● **DIRECTIONS FOR THIS TASK**: All of the material should be reproduced exactly, with pictures left out.

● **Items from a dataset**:
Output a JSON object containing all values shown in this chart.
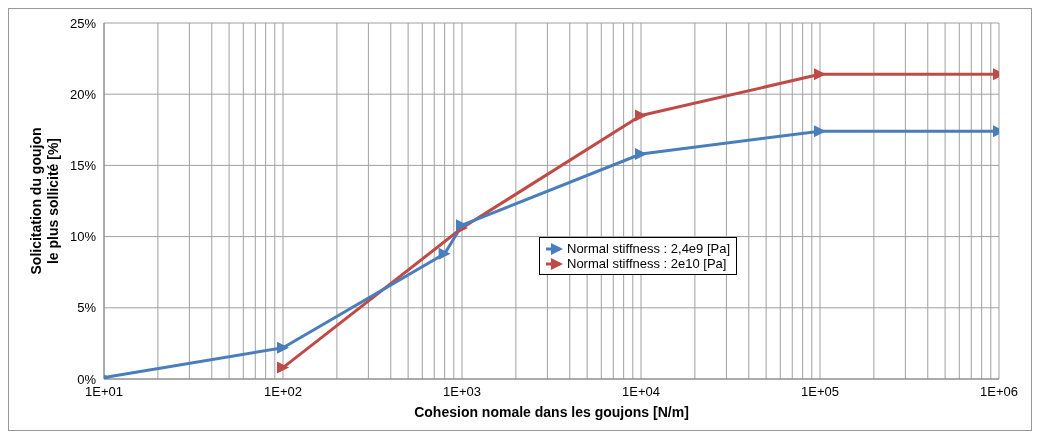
{
  "chart_data": {
    "type": "line",
    "xlabel": "Cohesion nomale dans les goujons [N/m]",
    "ylabel": "Solicitation du goujon\nle plus sollicité [%]",
    "log": "x",
    "grid": true,
    "legend": "center",
    "marker": "triangle",
    "line_style": "solid",
    "xlim": [
      10,
      1000000
    ],
    "ylim": [
      0,
      25
    ],
    "xticks": [
      {
        "value": 10,
        "label": "1E+01"
      },
      {
        "value": 20,
        "label": null
      },
      {
        "value": 30,
        "label": null
      },
      {
        "value": 40,
        "label": null
      },
      {
        "value": 50,
        "label": null
      },
      {
        "value": 60,
        "label": null
      },
      {
        "value": 70,
        "label": null
      },
      {
        "value": 80,
        "label": null
      },
      {
        "value": 90,
        "label": null
      },
      {
        "value": 100,
        "label": "1E+02"
      },
      {
        "value": 200,
        "label": null
      },
      {
        "value": 300,
        "label": null
      },
      {
        "value": 400,
        "label": null
      },
      {
        "value": 500,
        "label": null
      },
      {
        "value": 600,
        "label": null
      },
      {
        "value": 700,
        "label": null
      },
      {
        "value": 800,
        "label": null
      },
      {
        "value": 900,
        "label": null
      },
      {
        "value": 1000,
        "label": "1E+03"
      },
      {
        "value": 2000,
        "label": null
      },
      {
        "value": 3000,
        "label": null
      },
      {
        "value": 4000,
        "label": null
      },
      {
        "value": 5000,
        "label": null
      },
      {
        "value": 6000,
        "label": null
      },
      {
        "value": 7000,
        "label": null
      },
      {
        "value": 8000,
        "label": null
      },
      {
        "value": 9000,
        "label": null
      },
      {
        "value": 10000,
        "label": "1E+04"
      },
      {
        "value": 20000,
        "label": null
      },
      {
        "value": 30000,
        "label": null
      },
      {
        "value": 40000,
        "label": null
      },
      {
        "value": 50000,
        "label": null
      },
      {
        "value": 60000,
        "label": null
      },
      {
        "value": 70000,
        "label": null
      },
      {
        "value": 80000,
        "label": null
      },
      {
        "value": 90000,
        "label": null
      },
      {
        "value": 100000,
        "label": "1E+05"
      },
      {
        "value": 200000,
        "label": null
      },
      {
        "value": 300000,
        "label": null
      },
      {
        "value": 400000,
        "label": null
      },
      {
        "value": 500000,
        "label": null
      },
      {
        "value": 600000,
        "label": null
      },
      {
        "value": 700000,
        "label": null
      },
      {
        "value": 800000,
        "label": null
      },
      {
        "value": 900000,
        "label": null
      },
      {
        "value": 1000000,
        "label": "1E+06"
      }
    ],
    "yticks": [
      {
        "value": 0,
        "label": "0%"
      },
      {
        "value": 5,
        "label": "5%"
      },
      {
        "value": 10,
        "label": "10%"
      },
      {
        "value": 15,
        "label": "15%"
      },
      {
        "value": 20,
        "label": "20%"
      },
      {
        "value": 25,
        "label": "25%"
      }
    ],
    "series": [
      {
        "name": "Normal stiffness : 2,4e9 [Pa]",
        "color": "#4a7ebb",
        "x": [
          10,
          100,
          800,
          1000,
          10000,
          100000,
          1000000
        ],
        "values": [
          0.1,
          2.2,
          8.8,
          10.8,
          15.8,
          17.4,
          17.4
        ]
      },
      {
        "name": "Normal stiffness : 2e10 [Pa]",
        "color": "#be4b48",
        "x": [
          100,
          1000,
          10000,
          100000,
          1000000
        ],
        "values": [
          0.8,
          10.6,
          18.5,
          21.4,
          21.4
        ]
      }
    ]
  }
}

● **EXERCISE RESPONSE**:
Output a JSON object containing all values shown in this chart.
{
  "chart_data": {
    "type": "line",
    "xlabel": "Cohesion nomale dans les goujons [N/m]",
    "ylabel": "Solicitation du goujon\nle plus sollicité [%]",
    "log": "x",
    "grid": true,
    "legend": "center",
    "marker": "triangle",
    "line_style": "solid",
    "xlim": [
      10,
      1000000
    ],
    "ylim": [
      0,
      25
    ],
    "xticks": [
      {
        "value": 10,
        "label": "1E+01"
      },
      {
        "value": 20,
        "label": null
      },
      {
        "value": 30,
        "label": null
      },
      {
        "value": 40,
        "label": null
      },
      {
        "value": 50,
        "label": null
      },
      {
        "value": 60,
        "label": null
      },
      {
        "value": 70,
        "label": null
      },
      {
        "value": 80,
        "label": null
      },
      {
        "value": 90,
        "label": null
      },
      {
        "value": 100,
        "label": "1E+02"
      },
      {
        "value": 200,
        "label": null
      },
      {
        "value": 300,
        "label": null
      },
      {
        "value": 400,
        "label": null
      },
      {
        "value": 500,
        "label": null
      },
      {
        "value": 600,
        "label": null
      },
      {
        "value": 700,
        "label": null
      },
      {
        "value": 800,
        "label": null
      },
      {
        "value": 900,
        "label": null
      },
      {
        "value": 1000,
        "label": "1E+03"
      },
      {
        "value": 2000,
        "label": null
      },
      {
        "value": 3000,
        "label": null
      },
      {
        "value": 4000,
        "label": null
      },
      {
        "value": 5000,
        "label": null
      },
      {
        "value": 6000,
        "label": null
      },
      {
        "value": 7000,
        "label": null
      },
      {
        "value": 8000,
        "label": null
      },
      {
        "value": 9000,
        "label": null
      },
      {
        "value": 10000,
        "label": "1E+04"
      },
      {
        "value": 20000,
        "label": null
      },
      {
        "value": 30000,
        "label": null
      },
      {
        "value": 40000,
        "label": null
      },
      {
        "value": 50000,
        "label": null
      },
      {
        "value": 60000,
        "label": null
      },
      {
        "value": 70000,
        "label": null
      },
      {
        "value": 80000,
        "label": null
      },
      {
        "value": 90000,
        "label": null
      },
      {
        "value": 100000,
        "label": "1E+05"
      },
      {
        "value": 200000,
        "label": null
      },
      {
        "value": 300000,
        "label": null
      },
      {
        "value": 400000,
        "label": null
      },
      {
        "value": 500000,
        "label": null
      },
      {
        "value": 600000,
        "label": null
      },
      {
        "value": 700000,
        "label": null
      },
      {
        "value": 800000,
        "label": null
      },
      {
        "value": 900000,
        "label": null
      },
      {
        "value": 1000000,
        "label": "1E+06"
      }
    ],
    "yticks": [
      {
        "value": 0,
        "label": "0%"
      },
      {
        "value": 5,
        "label": "5%"
      },
      {
        "value": 10,
        "label": "10%"
      },
      {
        "value": 15,
        "label": "15%"
      },
      {
        "value": 20,
        "label": "20%"
      },
      {
        "value": 25,
        "label": "25%"
      }
    ],
    "series": [
      {
        "name": "Normal stiffness : 2,4e9 [Pa]",
        "color": "#4a7ebb",
        "x": [
          10,
          100,
          800,
          1000,
          10000,
          100000,
          1000000
        ],
        "values": [
          0.1,
          2.2,
          8.8,
          10.8,
          15.8,
          17.4,
          17.4
        ]
      },
      {
        "name": "Normal stiffness : 2e10 [Pa]",
        "color": "#be4b48",
        "x": [
          100,
          1000,
          10000,
          100000,
          1000000
        ],
        "values": [
          0.8,
          10.6,
          18.5,
          21.4,
          21.4
        ]
      }
    ]
  }
}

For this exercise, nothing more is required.